### STATED EXERCISE
Answer with nothing but the number of lines that include the word "supply".

Dataset rows about figures:
====

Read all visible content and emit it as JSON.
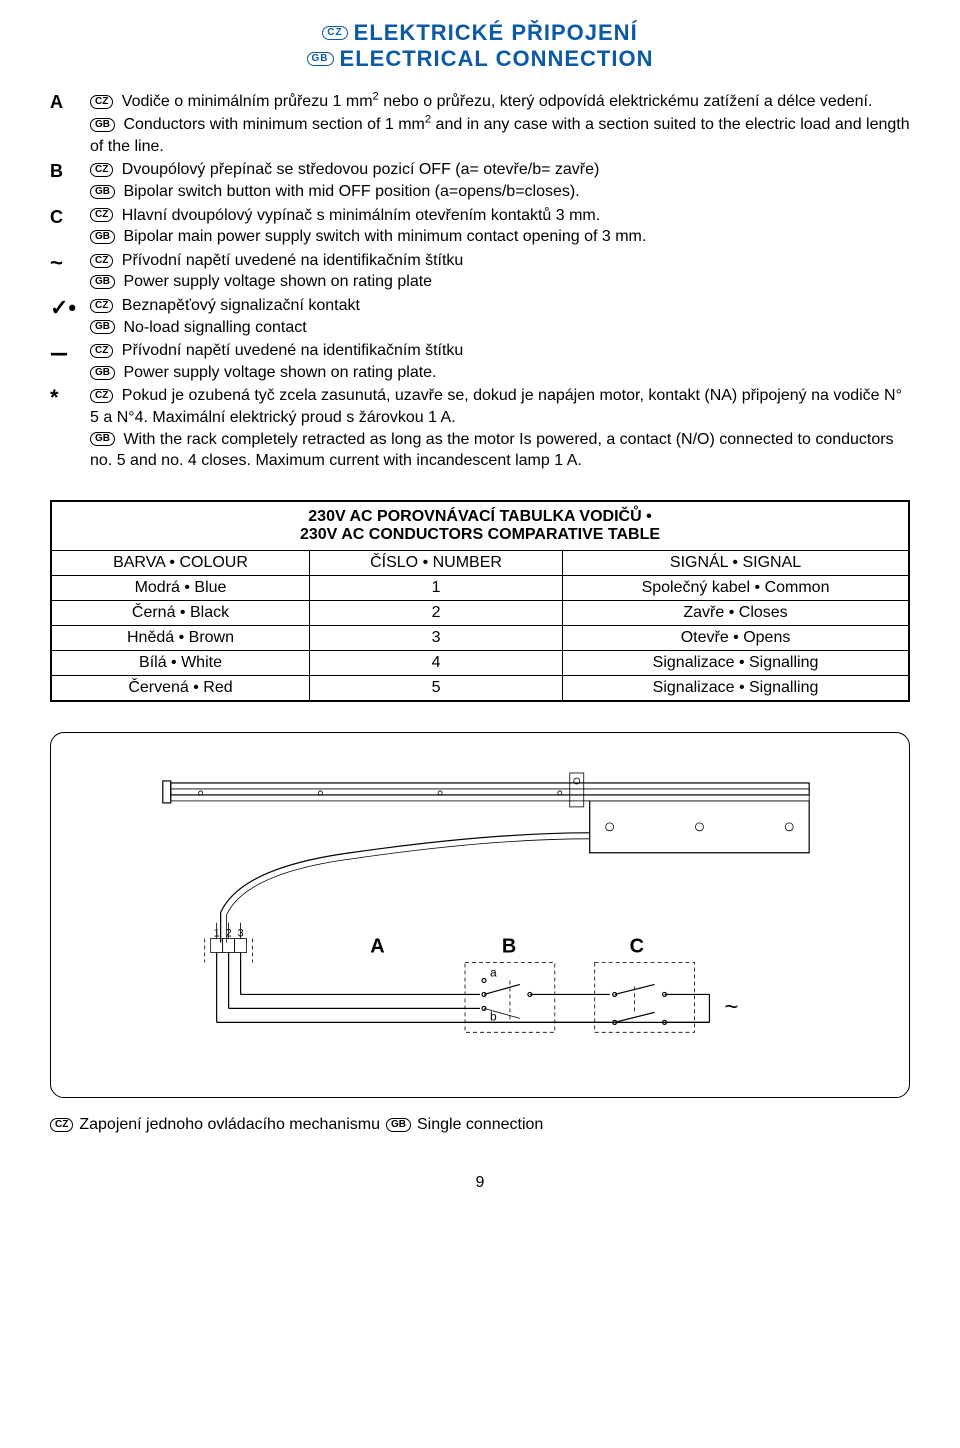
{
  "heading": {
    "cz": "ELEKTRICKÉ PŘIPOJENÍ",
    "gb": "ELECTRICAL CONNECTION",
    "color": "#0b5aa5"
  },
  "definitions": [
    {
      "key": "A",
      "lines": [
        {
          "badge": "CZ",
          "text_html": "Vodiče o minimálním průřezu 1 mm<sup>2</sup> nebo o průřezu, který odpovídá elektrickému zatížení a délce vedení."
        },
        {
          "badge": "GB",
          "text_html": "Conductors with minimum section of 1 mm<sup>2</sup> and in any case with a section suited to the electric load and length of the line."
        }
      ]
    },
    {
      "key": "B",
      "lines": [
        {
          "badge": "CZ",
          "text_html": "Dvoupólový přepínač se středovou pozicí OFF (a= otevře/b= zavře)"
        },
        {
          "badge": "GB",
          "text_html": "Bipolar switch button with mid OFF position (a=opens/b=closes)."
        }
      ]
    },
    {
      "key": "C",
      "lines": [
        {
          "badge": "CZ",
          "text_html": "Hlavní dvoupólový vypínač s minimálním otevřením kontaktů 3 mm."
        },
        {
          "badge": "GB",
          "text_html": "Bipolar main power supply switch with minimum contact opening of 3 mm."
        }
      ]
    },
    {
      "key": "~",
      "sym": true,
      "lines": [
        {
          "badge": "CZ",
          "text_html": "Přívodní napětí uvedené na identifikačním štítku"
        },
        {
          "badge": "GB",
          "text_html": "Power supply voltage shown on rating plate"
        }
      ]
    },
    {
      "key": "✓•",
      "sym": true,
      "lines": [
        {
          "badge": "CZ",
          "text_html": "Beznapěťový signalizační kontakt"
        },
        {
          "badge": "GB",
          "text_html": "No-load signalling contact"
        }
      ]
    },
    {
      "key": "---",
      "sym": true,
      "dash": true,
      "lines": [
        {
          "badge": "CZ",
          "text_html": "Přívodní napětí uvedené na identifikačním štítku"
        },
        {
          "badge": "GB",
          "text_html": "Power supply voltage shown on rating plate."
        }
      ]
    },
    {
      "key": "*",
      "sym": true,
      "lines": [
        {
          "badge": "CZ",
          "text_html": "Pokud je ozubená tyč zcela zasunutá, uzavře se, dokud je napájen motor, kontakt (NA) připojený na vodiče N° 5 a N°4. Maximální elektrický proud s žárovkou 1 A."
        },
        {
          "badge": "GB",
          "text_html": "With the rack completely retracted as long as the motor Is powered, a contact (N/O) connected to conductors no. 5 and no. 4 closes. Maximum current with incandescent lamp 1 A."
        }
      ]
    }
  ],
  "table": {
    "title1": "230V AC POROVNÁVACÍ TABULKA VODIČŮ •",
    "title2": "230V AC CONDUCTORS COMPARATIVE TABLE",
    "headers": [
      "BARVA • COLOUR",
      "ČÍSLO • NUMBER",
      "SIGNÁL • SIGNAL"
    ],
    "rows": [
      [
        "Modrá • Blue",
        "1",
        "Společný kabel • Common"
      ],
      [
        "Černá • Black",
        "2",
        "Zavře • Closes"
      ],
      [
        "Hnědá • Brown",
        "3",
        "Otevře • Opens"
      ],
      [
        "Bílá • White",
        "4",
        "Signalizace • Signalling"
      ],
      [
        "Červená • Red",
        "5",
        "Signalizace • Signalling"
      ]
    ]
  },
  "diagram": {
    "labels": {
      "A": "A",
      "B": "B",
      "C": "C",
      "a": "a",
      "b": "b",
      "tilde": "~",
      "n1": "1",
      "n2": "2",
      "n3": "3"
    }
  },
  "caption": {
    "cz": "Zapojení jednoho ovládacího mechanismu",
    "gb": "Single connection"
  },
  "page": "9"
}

====

### RESULT OF THE EXERCISE
3